> **What is required**
From the entries provided below, copy each line that contains the word "side".

> **Provided entries**
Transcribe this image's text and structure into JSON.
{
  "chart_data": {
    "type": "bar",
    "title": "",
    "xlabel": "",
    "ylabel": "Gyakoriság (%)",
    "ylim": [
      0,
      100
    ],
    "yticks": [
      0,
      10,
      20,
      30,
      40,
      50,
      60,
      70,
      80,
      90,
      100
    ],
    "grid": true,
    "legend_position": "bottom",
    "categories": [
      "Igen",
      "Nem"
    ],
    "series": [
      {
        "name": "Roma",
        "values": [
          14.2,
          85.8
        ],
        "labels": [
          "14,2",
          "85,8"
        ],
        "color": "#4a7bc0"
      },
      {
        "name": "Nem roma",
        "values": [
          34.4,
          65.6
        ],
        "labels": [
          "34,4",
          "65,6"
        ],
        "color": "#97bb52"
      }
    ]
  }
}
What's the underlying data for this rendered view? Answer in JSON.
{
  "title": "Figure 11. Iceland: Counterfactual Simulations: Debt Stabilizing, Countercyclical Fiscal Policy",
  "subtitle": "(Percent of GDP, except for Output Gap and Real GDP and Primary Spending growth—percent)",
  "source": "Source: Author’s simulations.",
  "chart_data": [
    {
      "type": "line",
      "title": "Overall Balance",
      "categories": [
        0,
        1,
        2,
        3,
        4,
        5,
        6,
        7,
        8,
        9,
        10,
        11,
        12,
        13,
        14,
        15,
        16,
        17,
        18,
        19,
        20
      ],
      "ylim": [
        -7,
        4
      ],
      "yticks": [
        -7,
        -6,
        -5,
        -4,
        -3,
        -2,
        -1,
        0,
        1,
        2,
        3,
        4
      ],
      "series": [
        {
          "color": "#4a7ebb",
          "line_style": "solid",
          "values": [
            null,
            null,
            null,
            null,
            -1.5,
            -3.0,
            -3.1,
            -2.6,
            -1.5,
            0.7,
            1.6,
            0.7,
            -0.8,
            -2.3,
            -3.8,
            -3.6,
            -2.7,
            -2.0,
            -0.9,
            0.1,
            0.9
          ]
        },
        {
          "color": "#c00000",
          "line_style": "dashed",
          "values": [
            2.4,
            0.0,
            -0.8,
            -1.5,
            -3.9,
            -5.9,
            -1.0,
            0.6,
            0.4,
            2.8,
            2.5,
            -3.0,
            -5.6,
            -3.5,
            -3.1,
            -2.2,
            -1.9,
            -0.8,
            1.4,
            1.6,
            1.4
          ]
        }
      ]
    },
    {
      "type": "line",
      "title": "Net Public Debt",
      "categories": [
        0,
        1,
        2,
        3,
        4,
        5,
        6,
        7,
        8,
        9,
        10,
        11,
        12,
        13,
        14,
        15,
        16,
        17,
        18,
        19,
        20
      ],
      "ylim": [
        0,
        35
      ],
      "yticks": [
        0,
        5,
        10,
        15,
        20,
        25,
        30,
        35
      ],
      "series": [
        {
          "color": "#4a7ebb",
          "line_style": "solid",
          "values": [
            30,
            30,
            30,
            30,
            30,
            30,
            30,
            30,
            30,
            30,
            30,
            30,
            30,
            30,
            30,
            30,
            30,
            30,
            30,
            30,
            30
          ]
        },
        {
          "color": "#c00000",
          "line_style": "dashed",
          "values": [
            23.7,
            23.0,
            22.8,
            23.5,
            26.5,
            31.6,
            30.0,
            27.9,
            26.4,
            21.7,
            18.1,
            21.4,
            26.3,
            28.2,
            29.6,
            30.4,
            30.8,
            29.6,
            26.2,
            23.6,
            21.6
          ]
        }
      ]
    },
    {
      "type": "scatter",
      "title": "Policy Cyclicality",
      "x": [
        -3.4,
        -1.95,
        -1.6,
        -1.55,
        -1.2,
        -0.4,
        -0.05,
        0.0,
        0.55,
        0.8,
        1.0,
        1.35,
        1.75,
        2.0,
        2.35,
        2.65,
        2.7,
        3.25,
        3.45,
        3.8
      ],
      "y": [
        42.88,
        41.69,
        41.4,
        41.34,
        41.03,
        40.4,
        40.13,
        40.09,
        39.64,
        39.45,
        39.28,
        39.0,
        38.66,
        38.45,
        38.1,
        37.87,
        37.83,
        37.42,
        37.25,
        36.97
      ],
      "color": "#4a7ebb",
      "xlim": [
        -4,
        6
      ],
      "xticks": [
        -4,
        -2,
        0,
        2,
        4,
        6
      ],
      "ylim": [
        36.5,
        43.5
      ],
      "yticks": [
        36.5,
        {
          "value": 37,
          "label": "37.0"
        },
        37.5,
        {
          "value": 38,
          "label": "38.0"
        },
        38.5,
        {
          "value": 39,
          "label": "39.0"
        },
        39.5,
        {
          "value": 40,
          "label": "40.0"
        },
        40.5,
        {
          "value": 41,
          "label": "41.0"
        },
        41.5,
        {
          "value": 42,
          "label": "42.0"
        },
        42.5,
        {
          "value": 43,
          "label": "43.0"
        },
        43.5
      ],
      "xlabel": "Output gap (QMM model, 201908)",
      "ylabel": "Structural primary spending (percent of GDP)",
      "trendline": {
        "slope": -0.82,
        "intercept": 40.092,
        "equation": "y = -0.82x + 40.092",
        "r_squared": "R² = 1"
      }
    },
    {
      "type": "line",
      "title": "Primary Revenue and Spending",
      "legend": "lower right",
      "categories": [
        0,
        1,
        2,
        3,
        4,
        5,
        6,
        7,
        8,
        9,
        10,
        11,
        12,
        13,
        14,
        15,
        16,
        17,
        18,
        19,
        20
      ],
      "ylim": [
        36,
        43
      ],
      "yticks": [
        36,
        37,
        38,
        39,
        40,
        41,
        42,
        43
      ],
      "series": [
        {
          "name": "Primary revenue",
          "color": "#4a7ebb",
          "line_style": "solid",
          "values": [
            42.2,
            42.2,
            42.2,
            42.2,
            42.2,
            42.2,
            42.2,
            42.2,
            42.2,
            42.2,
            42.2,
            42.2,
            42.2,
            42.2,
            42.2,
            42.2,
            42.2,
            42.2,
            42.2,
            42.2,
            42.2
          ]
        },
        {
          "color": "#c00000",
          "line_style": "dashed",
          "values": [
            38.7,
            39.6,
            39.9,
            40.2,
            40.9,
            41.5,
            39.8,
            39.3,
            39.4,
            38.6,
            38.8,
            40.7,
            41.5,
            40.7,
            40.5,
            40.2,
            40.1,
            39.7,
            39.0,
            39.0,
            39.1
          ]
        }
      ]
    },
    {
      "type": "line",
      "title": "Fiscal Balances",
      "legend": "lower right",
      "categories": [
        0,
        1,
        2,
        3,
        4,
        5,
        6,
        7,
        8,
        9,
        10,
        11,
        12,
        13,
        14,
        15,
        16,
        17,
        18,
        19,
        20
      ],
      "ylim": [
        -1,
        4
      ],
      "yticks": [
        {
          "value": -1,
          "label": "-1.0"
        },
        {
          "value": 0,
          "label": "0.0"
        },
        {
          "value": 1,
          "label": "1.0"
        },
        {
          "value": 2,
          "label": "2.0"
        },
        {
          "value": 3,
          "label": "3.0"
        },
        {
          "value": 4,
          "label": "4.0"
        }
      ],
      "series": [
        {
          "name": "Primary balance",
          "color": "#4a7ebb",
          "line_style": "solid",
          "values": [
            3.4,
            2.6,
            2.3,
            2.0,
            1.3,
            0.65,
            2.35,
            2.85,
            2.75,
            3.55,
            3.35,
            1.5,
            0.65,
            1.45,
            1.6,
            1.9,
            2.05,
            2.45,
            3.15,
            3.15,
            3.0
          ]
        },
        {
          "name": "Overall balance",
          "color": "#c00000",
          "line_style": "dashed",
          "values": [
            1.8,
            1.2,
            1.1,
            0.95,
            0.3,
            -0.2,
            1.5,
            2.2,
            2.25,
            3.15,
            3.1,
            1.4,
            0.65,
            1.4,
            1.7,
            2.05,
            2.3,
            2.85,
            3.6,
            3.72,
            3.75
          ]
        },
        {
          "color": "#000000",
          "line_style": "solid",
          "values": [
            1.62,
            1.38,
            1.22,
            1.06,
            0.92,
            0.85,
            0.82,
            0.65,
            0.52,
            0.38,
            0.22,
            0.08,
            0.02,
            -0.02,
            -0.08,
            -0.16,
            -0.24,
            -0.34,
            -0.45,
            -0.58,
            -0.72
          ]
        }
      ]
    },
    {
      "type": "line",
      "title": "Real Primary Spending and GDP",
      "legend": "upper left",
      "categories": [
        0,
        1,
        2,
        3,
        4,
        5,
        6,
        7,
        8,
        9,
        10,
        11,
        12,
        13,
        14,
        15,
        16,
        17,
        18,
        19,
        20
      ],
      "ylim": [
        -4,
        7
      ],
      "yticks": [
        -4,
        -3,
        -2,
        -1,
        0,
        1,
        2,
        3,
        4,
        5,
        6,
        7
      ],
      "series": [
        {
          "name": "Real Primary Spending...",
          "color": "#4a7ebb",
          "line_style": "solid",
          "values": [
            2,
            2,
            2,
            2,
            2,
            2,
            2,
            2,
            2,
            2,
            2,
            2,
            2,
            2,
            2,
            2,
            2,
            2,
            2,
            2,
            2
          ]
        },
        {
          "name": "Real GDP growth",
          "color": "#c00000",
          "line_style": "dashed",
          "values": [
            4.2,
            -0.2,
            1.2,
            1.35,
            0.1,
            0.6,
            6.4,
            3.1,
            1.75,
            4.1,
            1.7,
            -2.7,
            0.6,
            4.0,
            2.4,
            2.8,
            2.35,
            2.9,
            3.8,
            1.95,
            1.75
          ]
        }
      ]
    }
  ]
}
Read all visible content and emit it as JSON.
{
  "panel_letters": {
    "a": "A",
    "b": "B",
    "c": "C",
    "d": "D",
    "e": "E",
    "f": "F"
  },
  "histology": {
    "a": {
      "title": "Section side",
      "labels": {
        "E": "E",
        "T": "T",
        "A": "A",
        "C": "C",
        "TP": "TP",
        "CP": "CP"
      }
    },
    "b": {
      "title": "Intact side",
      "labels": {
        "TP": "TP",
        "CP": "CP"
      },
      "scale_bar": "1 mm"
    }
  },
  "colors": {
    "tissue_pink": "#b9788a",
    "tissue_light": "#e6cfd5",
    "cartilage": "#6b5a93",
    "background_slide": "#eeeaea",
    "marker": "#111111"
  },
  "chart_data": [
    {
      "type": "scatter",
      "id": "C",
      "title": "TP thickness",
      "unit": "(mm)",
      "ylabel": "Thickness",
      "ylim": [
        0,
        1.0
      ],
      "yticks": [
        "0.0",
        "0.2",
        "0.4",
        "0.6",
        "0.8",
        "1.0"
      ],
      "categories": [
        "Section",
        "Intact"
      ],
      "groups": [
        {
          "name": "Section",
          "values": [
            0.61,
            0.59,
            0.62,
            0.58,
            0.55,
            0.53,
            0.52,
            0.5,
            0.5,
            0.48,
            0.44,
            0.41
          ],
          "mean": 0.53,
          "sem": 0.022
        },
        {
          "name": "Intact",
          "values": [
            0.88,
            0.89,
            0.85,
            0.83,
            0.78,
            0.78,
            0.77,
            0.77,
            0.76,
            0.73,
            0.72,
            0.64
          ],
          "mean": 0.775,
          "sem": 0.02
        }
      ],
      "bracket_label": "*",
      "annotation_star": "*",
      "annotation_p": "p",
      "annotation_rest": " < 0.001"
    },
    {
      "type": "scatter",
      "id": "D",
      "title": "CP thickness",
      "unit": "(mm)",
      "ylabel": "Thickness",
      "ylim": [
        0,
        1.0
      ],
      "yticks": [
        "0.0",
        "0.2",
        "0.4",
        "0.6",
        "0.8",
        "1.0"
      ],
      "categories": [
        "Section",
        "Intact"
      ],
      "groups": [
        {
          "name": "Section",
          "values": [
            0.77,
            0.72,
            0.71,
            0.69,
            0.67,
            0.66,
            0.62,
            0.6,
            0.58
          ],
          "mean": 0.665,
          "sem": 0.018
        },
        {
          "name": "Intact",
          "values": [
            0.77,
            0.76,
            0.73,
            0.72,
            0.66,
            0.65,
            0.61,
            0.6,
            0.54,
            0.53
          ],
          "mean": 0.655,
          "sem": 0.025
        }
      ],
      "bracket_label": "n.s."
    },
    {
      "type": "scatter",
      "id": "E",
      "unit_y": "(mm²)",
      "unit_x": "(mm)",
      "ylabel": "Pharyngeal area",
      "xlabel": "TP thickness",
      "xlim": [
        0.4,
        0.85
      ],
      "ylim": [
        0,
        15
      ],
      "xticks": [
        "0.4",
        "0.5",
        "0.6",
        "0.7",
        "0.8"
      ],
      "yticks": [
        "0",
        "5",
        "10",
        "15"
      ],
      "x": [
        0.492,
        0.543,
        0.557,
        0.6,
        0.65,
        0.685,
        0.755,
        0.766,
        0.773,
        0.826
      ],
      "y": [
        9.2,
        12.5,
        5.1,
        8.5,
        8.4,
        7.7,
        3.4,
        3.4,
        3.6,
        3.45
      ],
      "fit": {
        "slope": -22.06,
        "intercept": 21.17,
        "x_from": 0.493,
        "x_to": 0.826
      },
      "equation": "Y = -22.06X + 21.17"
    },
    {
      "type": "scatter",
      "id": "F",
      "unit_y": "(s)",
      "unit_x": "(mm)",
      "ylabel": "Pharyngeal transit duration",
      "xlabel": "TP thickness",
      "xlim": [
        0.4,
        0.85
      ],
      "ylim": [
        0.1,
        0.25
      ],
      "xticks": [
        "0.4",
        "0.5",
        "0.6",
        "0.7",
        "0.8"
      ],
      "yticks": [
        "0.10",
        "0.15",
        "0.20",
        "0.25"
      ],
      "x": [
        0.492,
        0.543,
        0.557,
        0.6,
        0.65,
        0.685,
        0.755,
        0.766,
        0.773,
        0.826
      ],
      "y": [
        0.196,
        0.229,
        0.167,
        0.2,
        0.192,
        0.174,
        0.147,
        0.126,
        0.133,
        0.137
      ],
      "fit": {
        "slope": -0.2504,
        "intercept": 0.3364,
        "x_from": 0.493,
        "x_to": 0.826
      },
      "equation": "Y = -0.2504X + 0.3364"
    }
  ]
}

> **Answer in full**
      "title": "Section side",
      "title": "Intact side",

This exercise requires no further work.